* _Goal_: Pick out the lines containing "уѣзда".

* _Source records_:
━━━━━━━━
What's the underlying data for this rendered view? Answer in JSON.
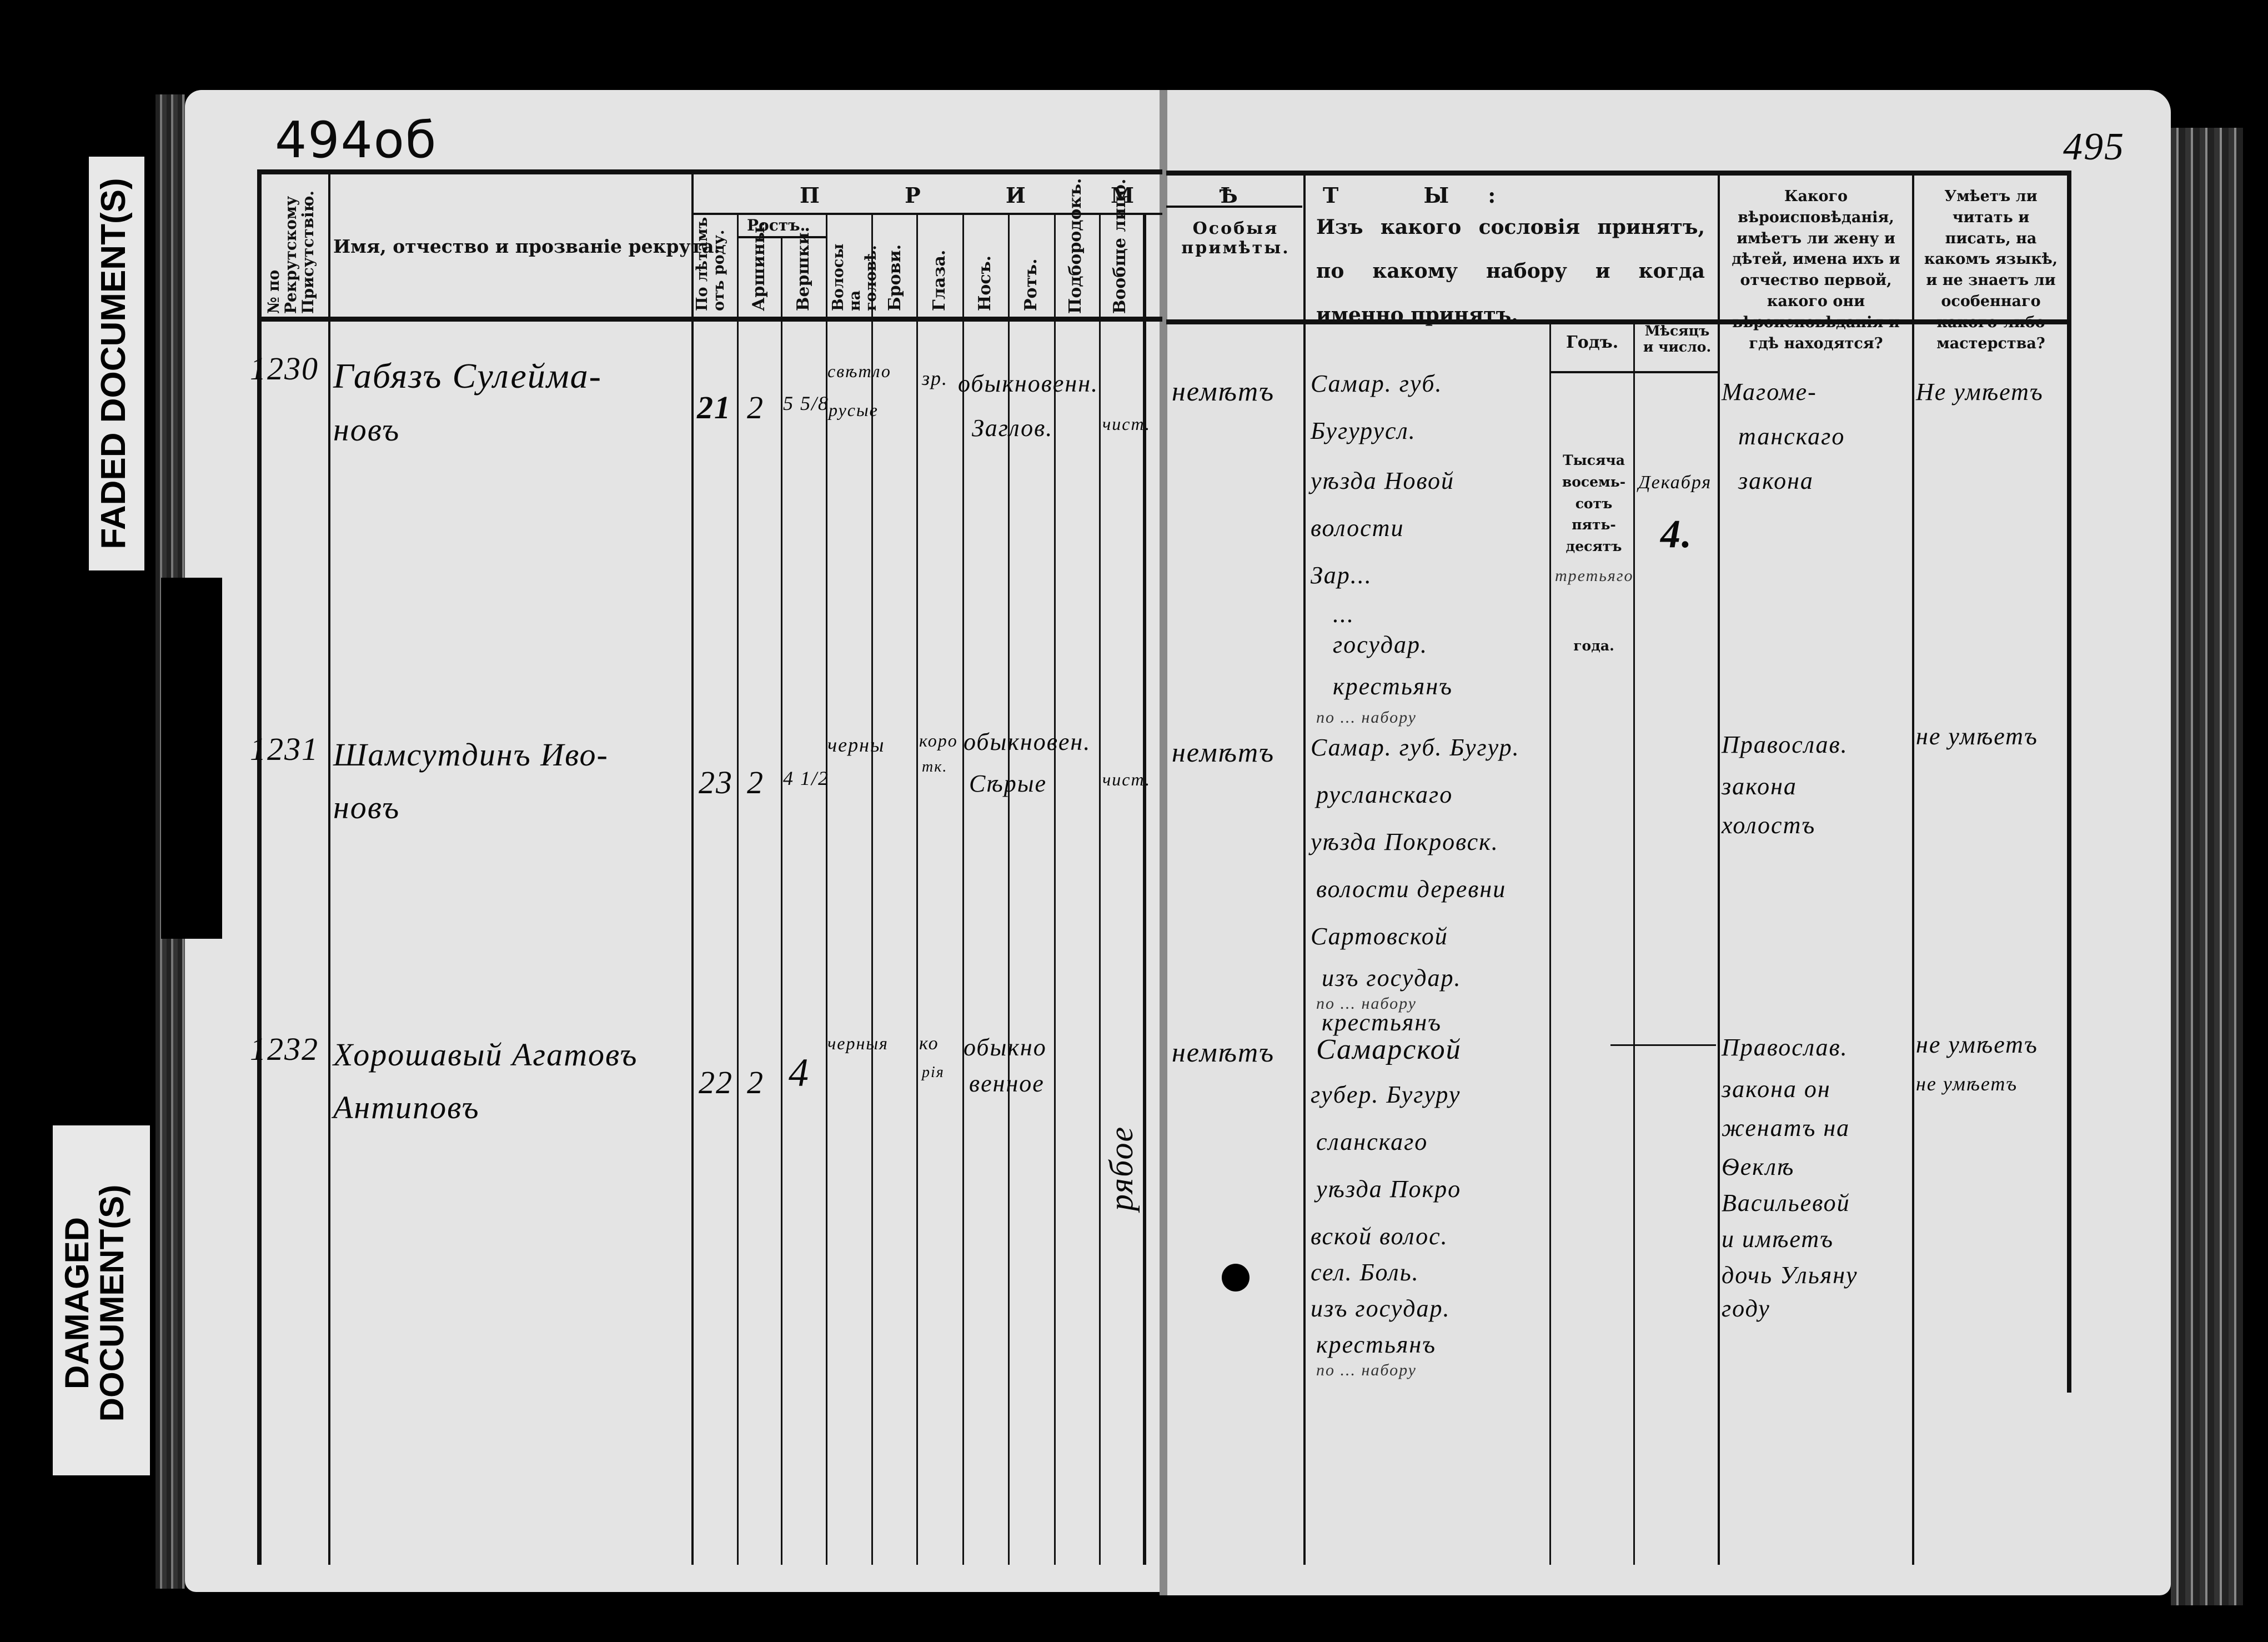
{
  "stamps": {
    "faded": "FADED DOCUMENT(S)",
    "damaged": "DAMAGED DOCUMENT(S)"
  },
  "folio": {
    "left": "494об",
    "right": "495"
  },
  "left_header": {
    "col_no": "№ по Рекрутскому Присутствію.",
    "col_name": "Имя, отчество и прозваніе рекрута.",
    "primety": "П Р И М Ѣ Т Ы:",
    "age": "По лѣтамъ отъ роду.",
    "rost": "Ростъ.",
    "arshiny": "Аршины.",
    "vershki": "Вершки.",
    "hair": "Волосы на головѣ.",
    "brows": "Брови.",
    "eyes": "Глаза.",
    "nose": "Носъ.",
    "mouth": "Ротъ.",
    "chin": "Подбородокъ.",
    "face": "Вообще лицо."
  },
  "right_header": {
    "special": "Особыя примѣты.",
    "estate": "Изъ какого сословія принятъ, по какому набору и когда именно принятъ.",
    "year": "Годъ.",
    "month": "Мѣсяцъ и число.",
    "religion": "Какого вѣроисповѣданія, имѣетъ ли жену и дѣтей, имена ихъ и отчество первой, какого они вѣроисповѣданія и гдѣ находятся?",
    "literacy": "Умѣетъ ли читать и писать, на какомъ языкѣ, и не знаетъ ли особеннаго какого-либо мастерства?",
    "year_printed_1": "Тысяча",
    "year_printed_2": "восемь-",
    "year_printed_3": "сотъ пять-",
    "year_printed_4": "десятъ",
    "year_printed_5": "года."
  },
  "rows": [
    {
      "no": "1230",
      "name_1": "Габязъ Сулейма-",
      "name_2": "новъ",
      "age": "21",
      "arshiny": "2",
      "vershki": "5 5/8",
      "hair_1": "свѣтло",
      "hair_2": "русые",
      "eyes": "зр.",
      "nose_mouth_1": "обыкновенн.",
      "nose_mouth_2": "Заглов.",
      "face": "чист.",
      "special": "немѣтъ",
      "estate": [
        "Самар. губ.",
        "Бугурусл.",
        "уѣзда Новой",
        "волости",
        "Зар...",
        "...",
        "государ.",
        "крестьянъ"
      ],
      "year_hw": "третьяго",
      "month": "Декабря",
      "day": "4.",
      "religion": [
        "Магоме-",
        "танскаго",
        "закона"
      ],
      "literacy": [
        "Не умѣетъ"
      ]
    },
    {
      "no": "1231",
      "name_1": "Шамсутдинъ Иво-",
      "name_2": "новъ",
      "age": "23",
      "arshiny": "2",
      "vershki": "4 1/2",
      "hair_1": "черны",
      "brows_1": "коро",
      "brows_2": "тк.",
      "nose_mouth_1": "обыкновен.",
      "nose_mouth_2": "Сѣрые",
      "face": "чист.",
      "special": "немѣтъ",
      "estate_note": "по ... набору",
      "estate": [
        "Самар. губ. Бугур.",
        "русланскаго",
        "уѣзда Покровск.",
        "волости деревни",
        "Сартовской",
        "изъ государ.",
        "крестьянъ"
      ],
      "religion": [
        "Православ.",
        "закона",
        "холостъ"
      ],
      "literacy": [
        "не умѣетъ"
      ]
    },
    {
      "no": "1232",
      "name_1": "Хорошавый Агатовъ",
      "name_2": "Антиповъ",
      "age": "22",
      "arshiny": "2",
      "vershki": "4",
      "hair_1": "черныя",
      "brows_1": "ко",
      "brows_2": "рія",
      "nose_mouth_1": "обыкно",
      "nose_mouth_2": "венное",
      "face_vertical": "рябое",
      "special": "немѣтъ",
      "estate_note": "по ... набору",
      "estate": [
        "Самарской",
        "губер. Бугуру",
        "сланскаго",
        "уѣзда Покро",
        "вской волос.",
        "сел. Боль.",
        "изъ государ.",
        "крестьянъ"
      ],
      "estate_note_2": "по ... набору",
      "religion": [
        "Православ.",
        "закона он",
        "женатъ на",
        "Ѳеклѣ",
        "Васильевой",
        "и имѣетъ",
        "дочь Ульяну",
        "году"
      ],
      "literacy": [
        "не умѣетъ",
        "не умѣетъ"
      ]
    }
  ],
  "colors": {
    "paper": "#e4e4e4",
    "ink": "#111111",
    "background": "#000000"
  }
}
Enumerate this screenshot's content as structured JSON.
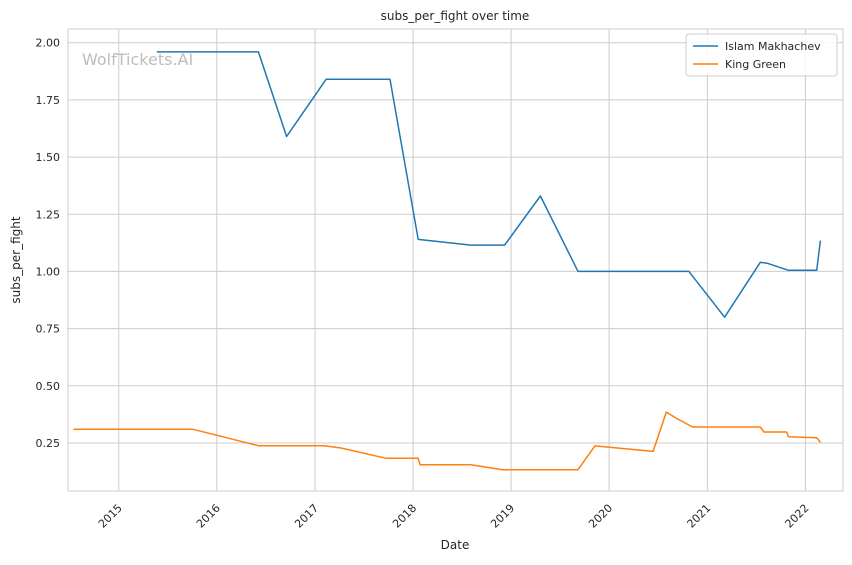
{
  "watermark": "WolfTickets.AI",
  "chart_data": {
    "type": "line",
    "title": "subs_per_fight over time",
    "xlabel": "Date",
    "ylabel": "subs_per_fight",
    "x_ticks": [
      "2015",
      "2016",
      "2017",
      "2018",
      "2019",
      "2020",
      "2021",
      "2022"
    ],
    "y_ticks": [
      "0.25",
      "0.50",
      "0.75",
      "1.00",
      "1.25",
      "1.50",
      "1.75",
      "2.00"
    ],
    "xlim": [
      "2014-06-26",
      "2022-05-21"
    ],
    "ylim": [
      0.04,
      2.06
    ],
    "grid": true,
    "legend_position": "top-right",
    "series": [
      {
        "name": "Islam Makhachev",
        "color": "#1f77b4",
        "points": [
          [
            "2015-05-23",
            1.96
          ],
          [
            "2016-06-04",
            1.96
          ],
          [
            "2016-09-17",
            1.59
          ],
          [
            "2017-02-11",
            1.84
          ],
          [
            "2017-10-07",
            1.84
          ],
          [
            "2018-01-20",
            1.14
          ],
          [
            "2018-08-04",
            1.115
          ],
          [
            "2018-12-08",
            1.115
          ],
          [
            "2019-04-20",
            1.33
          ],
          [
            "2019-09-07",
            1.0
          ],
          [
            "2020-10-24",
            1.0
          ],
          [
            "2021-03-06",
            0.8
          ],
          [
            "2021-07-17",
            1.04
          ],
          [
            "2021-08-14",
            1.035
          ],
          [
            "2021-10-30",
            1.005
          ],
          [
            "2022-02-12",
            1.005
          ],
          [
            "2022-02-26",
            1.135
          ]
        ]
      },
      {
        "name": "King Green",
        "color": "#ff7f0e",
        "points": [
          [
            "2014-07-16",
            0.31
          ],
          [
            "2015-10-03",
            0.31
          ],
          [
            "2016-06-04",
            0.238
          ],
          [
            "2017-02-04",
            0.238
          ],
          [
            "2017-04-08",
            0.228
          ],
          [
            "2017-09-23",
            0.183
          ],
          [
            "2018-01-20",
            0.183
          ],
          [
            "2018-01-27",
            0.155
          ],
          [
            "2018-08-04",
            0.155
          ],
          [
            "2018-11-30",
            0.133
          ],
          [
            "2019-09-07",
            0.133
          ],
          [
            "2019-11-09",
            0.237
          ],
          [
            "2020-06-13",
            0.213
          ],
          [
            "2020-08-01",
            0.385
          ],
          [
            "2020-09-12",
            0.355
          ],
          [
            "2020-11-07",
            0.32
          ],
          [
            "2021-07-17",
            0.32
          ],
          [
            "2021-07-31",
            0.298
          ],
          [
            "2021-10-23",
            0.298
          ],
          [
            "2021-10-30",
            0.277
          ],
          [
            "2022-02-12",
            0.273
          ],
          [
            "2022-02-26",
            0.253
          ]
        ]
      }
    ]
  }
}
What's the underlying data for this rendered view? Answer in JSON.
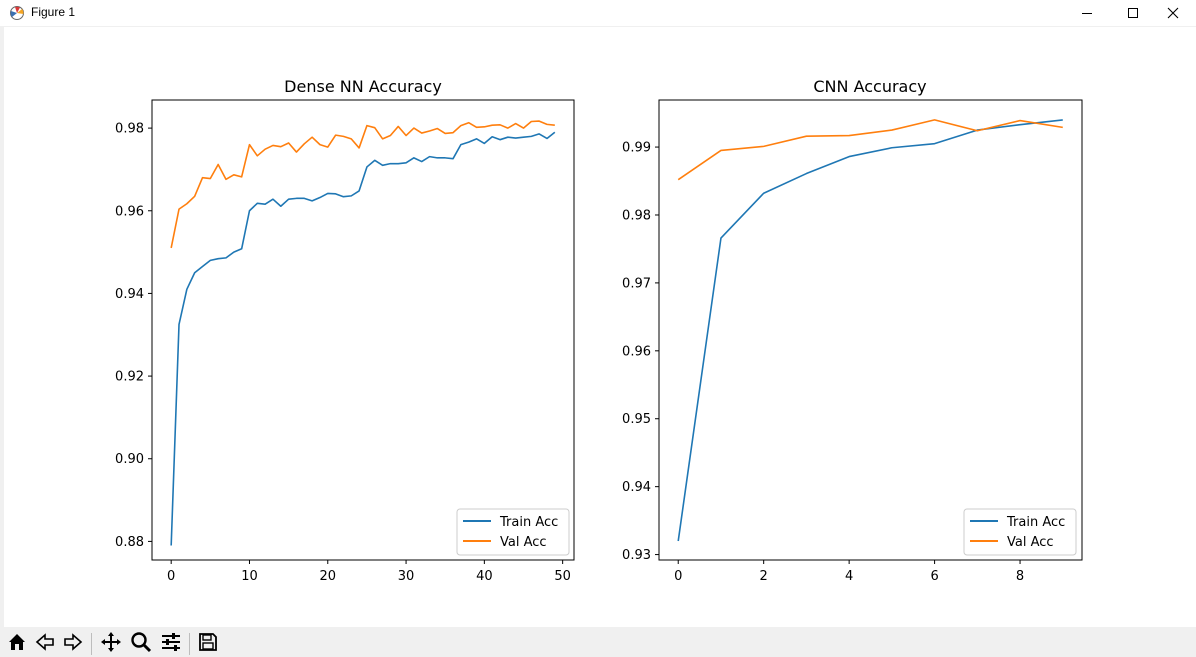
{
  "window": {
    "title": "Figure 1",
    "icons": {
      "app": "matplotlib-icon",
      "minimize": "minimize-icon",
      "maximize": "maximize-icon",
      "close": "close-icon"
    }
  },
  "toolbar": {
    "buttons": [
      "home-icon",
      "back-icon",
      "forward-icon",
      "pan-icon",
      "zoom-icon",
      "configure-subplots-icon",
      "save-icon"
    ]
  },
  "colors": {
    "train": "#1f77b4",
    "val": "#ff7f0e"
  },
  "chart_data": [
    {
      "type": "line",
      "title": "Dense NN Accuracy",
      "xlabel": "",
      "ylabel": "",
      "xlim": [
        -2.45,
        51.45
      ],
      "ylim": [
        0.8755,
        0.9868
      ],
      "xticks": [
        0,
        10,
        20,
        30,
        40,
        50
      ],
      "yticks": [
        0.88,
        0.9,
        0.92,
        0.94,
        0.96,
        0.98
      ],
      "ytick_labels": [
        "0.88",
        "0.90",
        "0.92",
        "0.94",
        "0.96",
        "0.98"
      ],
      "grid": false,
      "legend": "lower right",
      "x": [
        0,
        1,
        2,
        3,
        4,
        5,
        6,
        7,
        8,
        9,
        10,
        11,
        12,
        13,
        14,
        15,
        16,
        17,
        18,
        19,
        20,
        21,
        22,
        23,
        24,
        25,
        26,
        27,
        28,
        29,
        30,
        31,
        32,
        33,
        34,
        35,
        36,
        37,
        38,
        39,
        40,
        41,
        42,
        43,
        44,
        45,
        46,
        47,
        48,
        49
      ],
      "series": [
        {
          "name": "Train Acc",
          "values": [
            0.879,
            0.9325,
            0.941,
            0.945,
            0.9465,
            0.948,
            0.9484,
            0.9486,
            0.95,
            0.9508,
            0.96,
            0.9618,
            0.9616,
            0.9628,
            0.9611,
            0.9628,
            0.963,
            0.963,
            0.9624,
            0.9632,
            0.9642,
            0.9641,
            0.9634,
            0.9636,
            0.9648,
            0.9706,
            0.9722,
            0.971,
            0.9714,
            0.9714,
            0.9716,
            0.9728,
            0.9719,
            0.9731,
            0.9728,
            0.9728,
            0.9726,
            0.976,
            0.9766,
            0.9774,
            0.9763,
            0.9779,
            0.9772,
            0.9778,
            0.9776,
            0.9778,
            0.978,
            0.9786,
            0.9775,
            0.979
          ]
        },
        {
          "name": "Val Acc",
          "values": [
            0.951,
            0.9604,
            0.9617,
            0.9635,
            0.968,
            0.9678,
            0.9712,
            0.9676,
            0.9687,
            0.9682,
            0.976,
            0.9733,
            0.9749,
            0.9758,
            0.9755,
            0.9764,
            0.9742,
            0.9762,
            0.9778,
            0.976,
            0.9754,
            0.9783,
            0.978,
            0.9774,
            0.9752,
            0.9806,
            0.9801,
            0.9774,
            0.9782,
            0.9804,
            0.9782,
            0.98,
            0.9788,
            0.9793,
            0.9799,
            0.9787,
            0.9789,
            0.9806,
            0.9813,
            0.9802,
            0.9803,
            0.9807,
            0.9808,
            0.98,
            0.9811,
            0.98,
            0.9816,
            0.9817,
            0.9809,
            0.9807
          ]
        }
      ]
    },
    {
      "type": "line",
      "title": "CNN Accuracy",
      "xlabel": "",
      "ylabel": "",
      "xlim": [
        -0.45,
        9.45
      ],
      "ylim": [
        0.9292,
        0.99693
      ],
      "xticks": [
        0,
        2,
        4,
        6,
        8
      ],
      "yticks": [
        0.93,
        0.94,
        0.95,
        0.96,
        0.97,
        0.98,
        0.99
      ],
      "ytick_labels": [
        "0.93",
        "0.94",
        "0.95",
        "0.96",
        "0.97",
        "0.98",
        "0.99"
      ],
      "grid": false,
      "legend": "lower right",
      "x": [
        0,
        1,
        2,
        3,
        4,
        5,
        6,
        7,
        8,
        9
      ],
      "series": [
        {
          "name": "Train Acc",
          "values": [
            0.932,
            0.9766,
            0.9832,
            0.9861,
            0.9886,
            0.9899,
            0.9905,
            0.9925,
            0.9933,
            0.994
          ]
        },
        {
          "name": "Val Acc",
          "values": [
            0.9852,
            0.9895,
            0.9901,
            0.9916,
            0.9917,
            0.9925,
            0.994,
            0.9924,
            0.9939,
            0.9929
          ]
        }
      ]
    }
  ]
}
━━━━━━━━
* _Output for this exercise_:
        "уѣзда Новой",
        "уѣзда Покровск.",
        "уѣзда Покро",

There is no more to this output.